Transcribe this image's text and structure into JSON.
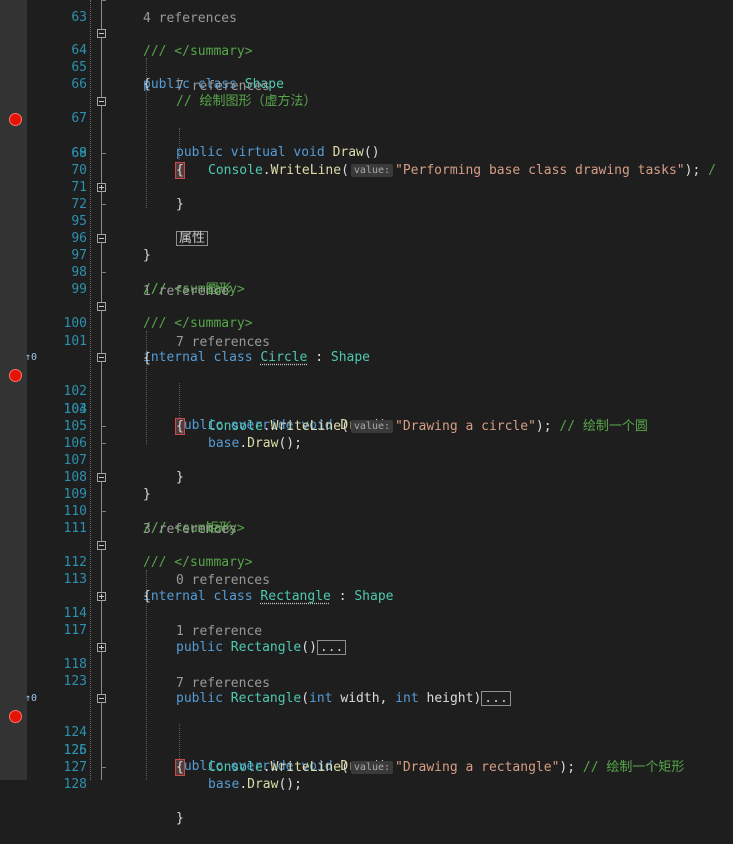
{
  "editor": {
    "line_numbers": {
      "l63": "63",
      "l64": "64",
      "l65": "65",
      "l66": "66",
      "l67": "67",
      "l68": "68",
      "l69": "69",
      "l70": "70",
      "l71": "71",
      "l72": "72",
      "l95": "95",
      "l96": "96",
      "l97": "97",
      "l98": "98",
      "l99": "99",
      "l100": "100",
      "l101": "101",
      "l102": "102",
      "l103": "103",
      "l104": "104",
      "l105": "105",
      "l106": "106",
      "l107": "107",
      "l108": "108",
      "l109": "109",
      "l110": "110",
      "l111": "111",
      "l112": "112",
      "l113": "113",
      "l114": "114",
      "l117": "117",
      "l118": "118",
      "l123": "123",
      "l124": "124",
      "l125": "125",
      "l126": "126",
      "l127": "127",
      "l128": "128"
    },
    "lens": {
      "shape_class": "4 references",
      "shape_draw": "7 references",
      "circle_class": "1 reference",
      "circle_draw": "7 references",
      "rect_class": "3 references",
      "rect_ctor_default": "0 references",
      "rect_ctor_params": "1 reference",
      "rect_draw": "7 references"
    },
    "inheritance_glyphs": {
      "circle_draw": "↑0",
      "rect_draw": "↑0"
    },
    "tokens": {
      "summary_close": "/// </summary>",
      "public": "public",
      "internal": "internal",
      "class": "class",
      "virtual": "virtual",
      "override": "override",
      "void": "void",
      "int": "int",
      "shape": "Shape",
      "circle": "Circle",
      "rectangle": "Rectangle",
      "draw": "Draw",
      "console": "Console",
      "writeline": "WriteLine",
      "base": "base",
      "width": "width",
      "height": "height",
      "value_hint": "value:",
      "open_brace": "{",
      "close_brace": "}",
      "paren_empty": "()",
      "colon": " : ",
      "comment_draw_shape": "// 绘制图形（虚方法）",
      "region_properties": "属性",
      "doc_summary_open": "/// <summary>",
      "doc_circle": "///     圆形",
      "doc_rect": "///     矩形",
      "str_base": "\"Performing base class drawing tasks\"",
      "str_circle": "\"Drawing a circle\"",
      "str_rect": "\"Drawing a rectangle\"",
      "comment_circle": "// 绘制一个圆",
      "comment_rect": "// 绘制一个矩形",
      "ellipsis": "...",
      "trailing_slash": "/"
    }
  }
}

...

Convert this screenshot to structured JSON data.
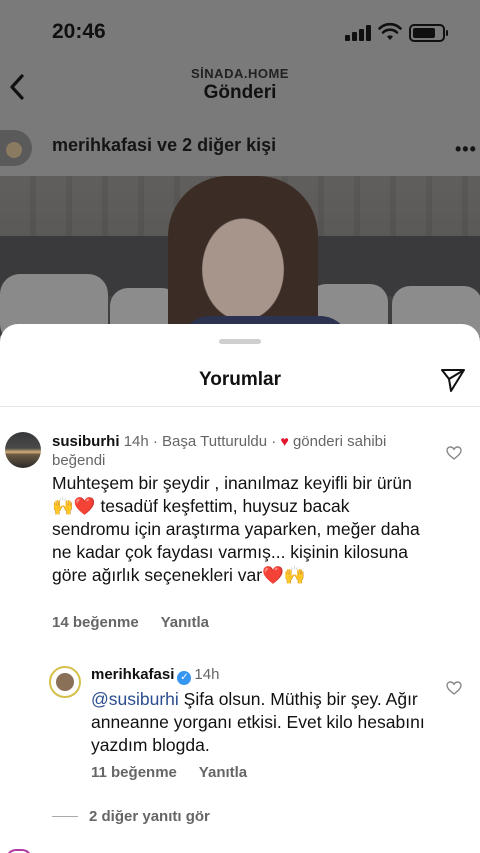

---

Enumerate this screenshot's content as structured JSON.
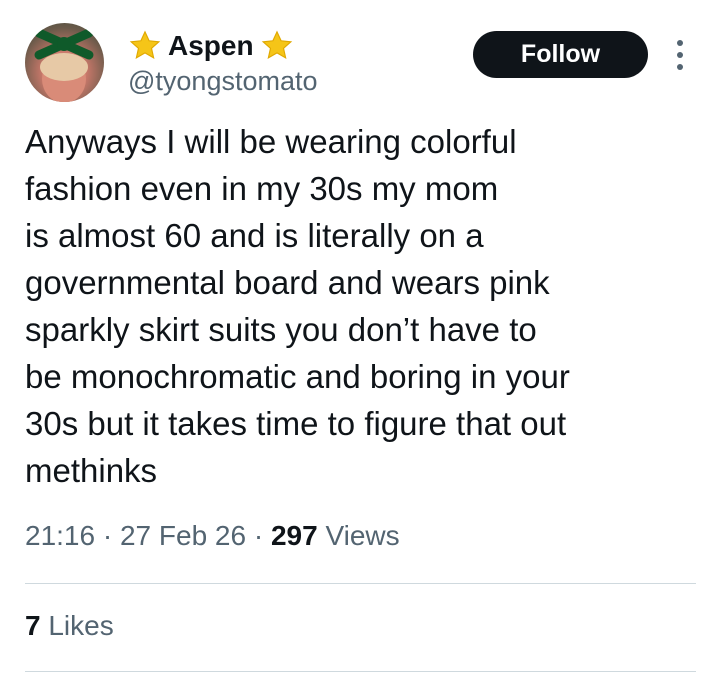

> Work instructions:
Indicate how many lines of the material contain the string "screenshot", giving the number and nothing more.

> Complete output:
2